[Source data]
====
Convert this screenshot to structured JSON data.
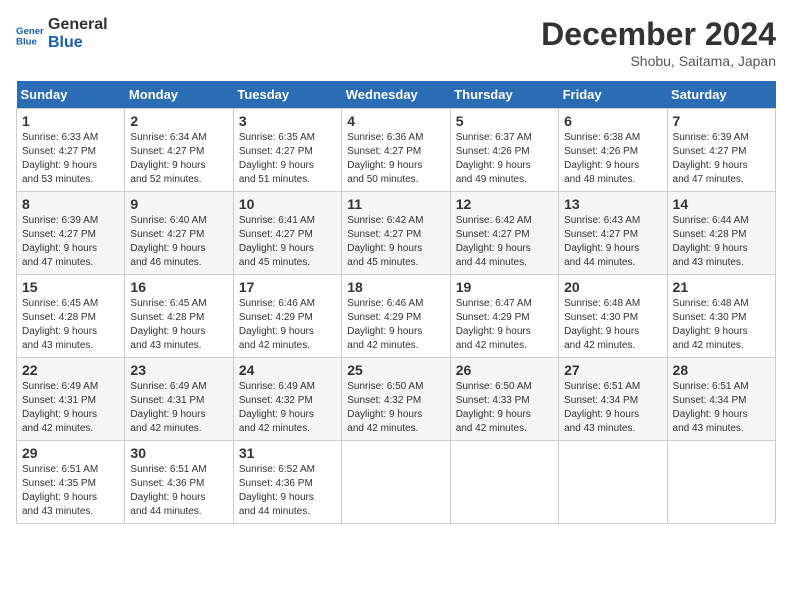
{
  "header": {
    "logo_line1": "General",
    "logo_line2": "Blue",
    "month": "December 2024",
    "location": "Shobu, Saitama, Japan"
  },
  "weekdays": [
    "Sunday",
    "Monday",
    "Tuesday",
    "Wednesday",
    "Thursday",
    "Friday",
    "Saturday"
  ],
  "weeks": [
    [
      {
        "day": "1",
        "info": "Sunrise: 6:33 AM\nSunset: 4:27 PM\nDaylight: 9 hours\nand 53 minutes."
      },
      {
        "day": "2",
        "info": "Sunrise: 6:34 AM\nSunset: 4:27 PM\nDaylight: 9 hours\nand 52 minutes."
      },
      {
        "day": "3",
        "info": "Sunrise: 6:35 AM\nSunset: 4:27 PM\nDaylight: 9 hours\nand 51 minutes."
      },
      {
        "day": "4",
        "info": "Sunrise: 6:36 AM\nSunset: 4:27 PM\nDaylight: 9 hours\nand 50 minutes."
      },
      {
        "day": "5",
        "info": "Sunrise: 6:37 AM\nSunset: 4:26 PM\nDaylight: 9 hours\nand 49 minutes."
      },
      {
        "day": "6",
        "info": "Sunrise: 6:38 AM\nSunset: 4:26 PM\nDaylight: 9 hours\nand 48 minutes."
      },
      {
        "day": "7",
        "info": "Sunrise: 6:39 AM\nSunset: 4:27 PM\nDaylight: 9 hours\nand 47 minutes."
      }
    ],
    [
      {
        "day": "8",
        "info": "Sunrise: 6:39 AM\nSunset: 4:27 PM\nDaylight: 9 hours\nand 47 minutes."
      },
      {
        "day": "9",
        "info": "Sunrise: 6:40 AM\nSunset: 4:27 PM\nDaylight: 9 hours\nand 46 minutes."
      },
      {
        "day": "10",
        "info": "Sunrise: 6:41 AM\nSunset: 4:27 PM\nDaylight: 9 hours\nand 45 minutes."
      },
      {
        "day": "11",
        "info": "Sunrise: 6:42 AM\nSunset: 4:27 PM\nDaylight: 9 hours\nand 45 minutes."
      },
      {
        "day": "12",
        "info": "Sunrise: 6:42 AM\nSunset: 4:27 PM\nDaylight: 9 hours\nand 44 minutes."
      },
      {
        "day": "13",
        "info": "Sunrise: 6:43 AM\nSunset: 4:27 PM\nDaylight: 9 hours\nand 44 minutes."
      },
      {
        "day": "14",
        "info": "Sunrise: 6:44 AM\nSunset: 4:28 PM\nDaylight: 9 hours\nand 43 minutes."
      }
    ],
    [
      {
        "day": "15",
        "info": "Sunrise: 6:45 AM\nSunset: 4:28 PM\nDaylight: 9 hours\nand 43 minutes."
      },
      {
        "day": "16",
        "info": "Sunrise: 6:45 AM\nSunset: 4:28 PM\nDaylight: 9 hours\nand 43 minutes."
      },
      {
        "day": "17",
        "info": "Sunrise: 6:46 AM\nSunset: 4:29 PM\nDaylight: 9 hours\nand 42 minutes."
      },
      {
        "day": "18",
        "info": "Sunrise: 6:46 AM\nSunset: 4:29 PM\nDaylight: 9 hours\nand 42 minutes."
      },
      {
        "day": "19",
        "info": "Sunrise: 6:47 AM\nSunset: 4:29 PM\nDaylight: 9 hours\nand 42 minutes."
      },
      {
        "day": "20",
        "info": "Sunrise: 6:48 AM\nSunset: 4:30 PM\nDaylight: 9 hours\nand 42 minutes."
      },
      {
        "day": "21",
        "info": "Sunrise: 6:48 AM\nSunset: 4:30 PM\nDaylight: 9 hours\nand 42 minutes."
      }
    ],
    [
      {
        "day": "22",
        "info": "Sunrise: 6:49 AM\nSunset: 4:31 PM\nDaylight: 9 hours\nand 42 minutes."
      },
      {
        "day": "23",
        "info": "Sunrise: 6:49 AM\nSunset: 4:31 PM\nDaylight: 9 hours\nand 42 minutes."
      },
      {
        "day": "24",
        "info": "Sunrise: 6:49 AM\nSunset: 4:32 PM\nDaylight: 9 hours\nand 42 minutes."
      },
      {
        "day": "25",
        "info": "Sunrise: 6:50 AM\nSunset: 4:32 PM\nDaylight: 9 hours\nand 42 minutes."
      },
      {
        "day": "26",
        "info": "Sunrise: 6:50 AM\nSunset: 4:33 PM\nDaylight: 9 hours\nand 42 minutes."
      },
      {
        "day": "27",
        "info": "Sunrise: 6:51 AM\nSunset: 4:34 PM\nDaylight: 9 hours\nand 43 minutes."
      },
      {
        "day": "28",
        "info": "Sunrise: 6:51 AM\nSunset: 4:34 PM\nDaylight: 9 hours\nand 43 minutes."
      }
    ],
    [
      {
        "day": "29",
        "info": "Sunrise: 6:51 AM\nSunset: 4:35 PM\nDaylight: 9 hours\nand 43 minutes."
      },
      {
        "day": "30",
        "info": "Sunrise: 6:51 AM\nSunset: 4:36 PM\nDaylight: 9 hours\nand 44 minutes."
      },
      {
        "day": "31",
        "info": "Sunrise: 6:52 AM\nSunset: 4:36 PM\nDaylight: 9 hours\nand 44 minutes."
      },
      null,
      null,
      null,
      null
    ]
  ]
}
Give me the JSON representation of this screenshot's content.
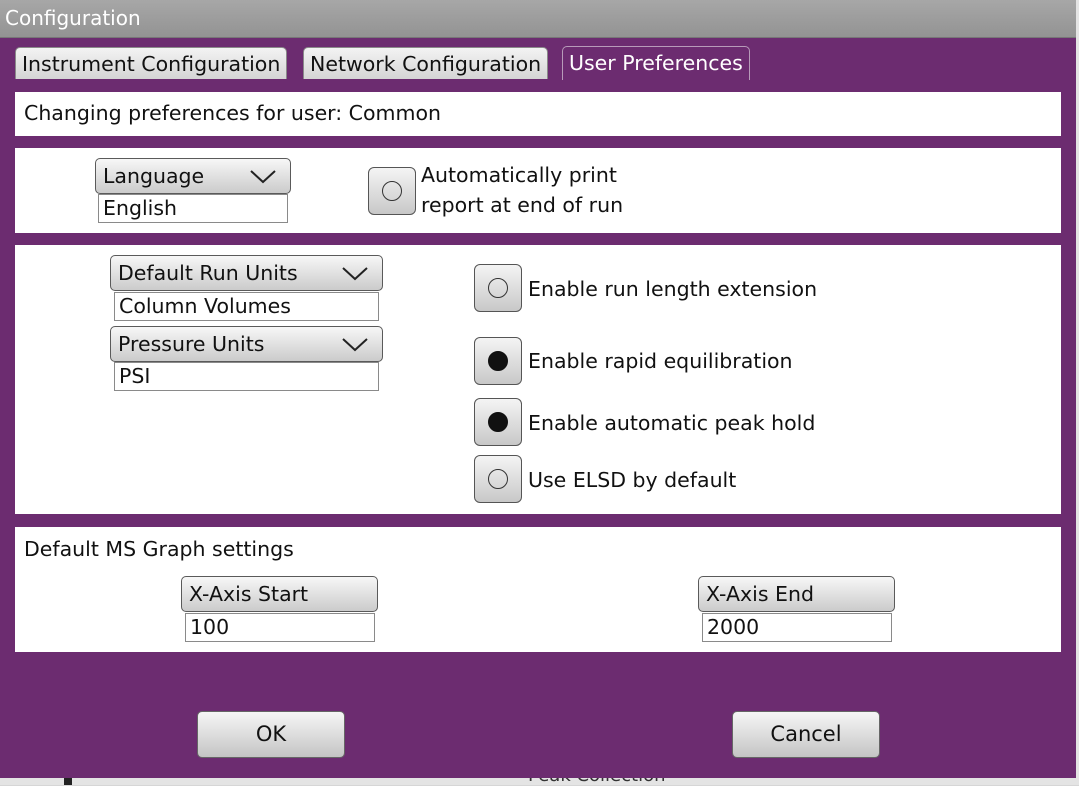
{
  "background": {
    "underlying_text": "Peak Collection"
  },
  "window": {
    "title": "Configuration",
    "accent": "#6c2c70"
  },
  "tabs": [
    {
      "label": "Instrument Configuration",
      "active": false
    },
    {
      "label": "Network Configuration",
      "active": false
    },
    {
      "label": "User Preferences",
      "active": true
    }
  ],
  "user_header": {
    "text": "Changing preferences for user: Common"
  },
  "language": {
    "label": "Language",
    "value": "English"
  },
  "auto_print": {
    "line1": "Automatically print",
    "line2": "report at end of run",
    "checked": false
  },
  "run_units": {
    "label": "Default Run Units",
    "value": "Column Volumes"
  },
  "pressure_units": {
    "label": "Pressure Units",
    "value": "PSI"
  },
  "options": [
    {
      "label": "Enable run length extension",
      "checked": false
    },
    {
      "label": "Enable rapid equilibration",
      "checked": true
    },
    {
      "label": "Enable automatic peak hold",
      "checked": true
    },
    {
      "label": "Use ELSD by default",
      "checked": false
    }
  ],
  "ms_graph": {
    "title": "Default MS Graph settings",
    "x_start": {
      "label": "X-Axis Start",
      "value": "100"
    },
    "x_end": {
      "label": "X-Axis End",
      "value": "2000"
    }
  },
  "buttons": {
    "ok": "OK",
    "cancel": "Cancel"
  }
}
====
• [Exercise] Repeat the data in full and exactly. Omit pictures.

• [Answer to this task]
Convert this screenshot to structured JSON data.
{
  "header": {
    "logo_line1": "General",
    "logo_line2": "Blue",
    "month": "December 2024",
    "location": "Shobu, Saitama, Japan"
  },
  "weekdays": [
    "Sunday",
    "Monday",
    "Tuesday",
    "Wednesday",
    "Thursday",
    "Friday",
    "Saturday"
  ],
  "weeks": [
    [
      {
        "day": "1",
        "info": "Sunrise: 6:33 AM\nSunset: 4:27 PM\nDaylight: 9 hours\nand 53 minutes."
      },
      {
        "day": "2",
        "info": "Sunrise: 6:34 AM\nSunset: 4:27 PM\nDaylight: 9 hours\nand 52 minutes."
      },
      {
        "day": "3",
        "info": "Sunrise: 6:35 AM\nSunset: 4:27 PM\nDaylight: 9 hours\nand 51 minutes."
      },
      {
        "day": "4",
        "info": "Sunrise: 6:36 AM\nSunset: 4:27 PM\nDaylight: 9 hours\nand 50 minutes."
      },
      {
        "day": "5",
        "info": "Sunrise: 6:37 AM\nSunset: 4:26 PM\nDaylight: 9 hours\nand 49 minutes."
      },
      {
        "day": "6",
        "info": "Sunrise: 6:38 AM\nSunset: 4:26 PM\nDaylight: 9 hours\nand 48 minutes."
      },
      {
        "day": "7",
        "info": "Sunrise: 6:39 AM\nSunset: 4:27 PM\nDaylight: 9 hours\nand 47 minutes."
      }
    ],
    [
      {
        "day": "8",
        "info": "Sunrise: 6:39 AM\nSunset: 4:27 PM\nDaylight: 9 hours\nand 47 minutes."
      },
      {
        "day": "9",
        "info": "Sunrise: 6:40 AM\nSunset: 4:27 PM\nDaylight: 9 hours\nand 46 minutes."
      },
      {
        "day": "10",
        "info": "Sunrise: 6:41 AM\nSunset: 4:27 PM\nDaylight: 9 hours\nand 45 minutes."
      },
      {
        "day": "11",
        "info": "Sunrise: 6:42 AM\nSunset: 4:27 PM\nDaylight: 9 hours\nand 45 minutes."
      },
      {
        "day": "12",
        "info": "Sunrise: 6:42 AM\nSunset: 4:27 PM\nDaylight: 9 hours\nand 44 minutes."
      },
      {
        "day": "13",
        "info": "Sunrise: 6:43 AM\nSunset: 4:27 PM\nDaylight: 9 hours\nand 44 minutes."
      },
      {
        "day": "14",
        "info": "Sunrise: 6:44 AM\nSunset: 4:28 PM\nDaylight: 9 hours\nand 43 minutes."
      }
    ],
    [
      {
        "day": "15",
        "info": "Sunrise: 6:45 AM\nSunset: 4:28 PM\nDaylight: 9 hours\nand 43 minutes."
      },
      {
        "day": "16",
        "info": "Sunrise: 6:45 AM\nSunset: 4:28 PM\nDaylight: 9 hours\nand 43 minutes."
      },
      {
        "day": "17",
        "info": "Sunrise: 6:46 AM\nSunset: 4:29 PM\nDaylight: 9 hours\nand 42 minutes."
      },
      {
        "day": "18",
        "info": "Sunrise: 6:46 AM\nSunset: 4:29 PM\nDaylight: 9 hours\nand 42 minutes."
      },
      {
        "day": "19",
        "info": "Sunrise: 6:47 AM\nSunset: 4:29 PM\nDaylight: 9 hours\nand 42 minutes."
      },
      {
        "day": "20",
        "info": "Sunrise: 6:48 AM\nSunset: 4:30 PM\nDaylight: 9 hours\nand 42 minutes."
      },
      {
        "day": "21",
        "info": "Sunrise: 6:48 AM\nSunset: 4:30 PM\nDaylight: 9 hours\nand 42 minutes."
      }
    ],
    [
      {
        "day": "22",
        "info": "Sunrise: 6:49 AM\nSunset: 4:31 PM\nDaylight: 9 hours\nand 42 minutes."
      },
      {
        "day": "23",
        "info": "Sunrise: 6:49 AM\nSunset: 4:31 PM\nDaylight: 9 hours\nand 42 minutes."
      },
      {
        "day": "24",
        "info": "Sunrise: 6:49 AM\nSunset: 4:32 PM\nDaylight: 9 hours\nand 42 minutes."
      },
      {
        "day": "25",
        "info": "Sunrise: 6:50 AM\nSunset: 4:32 PM\nDaylight: 9 hours\nand 42 minutes."
      },
      {
        "day": "26",
        "info": "Sunrise: 6:50 AM\nSunset: 4:33 PM\nDaylight: 9 hours\nand 42 minutes."
      },
      {
        "day": "27",
        "info": "Sunrise: 6:51 AM\nSunset: 4:34 PM\nDaylight: 9 hours\nand 43 minutes."
      },
      {
        "day": "28",
        "info": "Sunrise: 6:51 AM\nSunset: 4:34 PM\nDaylight: 9 hours\nand 43 minutes."
      }
    ],
    [
      {
        "day": "29",
        "info": "Sunrise: 6:51 AM\nSunset: 4:35 PM\nDaylight: 9 hours\nand 43 minutes."
      },
      {
        "day": "30",
        "info": "Sunrise: 6:51 AM\nSunset: 4:36 PM\nDaylight: 9 hours\nand 44 minutes."
      },
      {
        "day": "31",
        "info": "Sunrise: 6:52 AM\nSunset: 4:36 PM\nDaylight: 9 hours\nand 44 minutes."
      },
      null,
      null,
      null,
      null
    ]
  ]
}
Give me the JSON representation of this screenshot's content.
{
  "background": {
    "underlying_text": "Peak Collection"
  },
  "window": {
    "title": "Configuration",
    "accent": "#6c2c70"
  },
  "tabs": [
    {
      "label": "Instrument Configuration",
      "active": false
    },
    {
      "label": "Network Configuration",
      "active": false
    },
    {
      "label": "User Preferences",
      "active": true
    }
  ],
  "user_header": {
    "text": "Changing preferences for user: Common"
  },
  "language": {
    "label": "Language",
    "value": "English"
  },
  "auto_print": {
    "line1": "Automatically print",
    "line2": "report at end of run",
    "checked": false
  },
  "run_units": {
    "label": "Default Run Units",
    "value": "Column Volumes"
  },
  "pressure_units": {
    "label": "Pressure Units",
    "value": "PSI"
  },
  "options": [
    {
      "label": "Enable run length extension",
      "checked": false
    },
    {
      "label": "Enable rapid equilibration",
      "checked": true
    },
    {
      "label": "Enable automatic peak hold",
      "checked": true
    },
    {
      "label": "Use ELSD by default",
      "checked": false
    }
  ],
  "ms_graph": {
    "title": "Default MS Graph settings",
    "x_start": {
      "label": "X-Axis Start",
      "value": "100"
    },
    "x_end": {
      "label": "X-Axis End",
      "value": "2000"
    }
  },
  "buttons": {
    "ok": "OK",
    "cancel": "Cancel"
  }
}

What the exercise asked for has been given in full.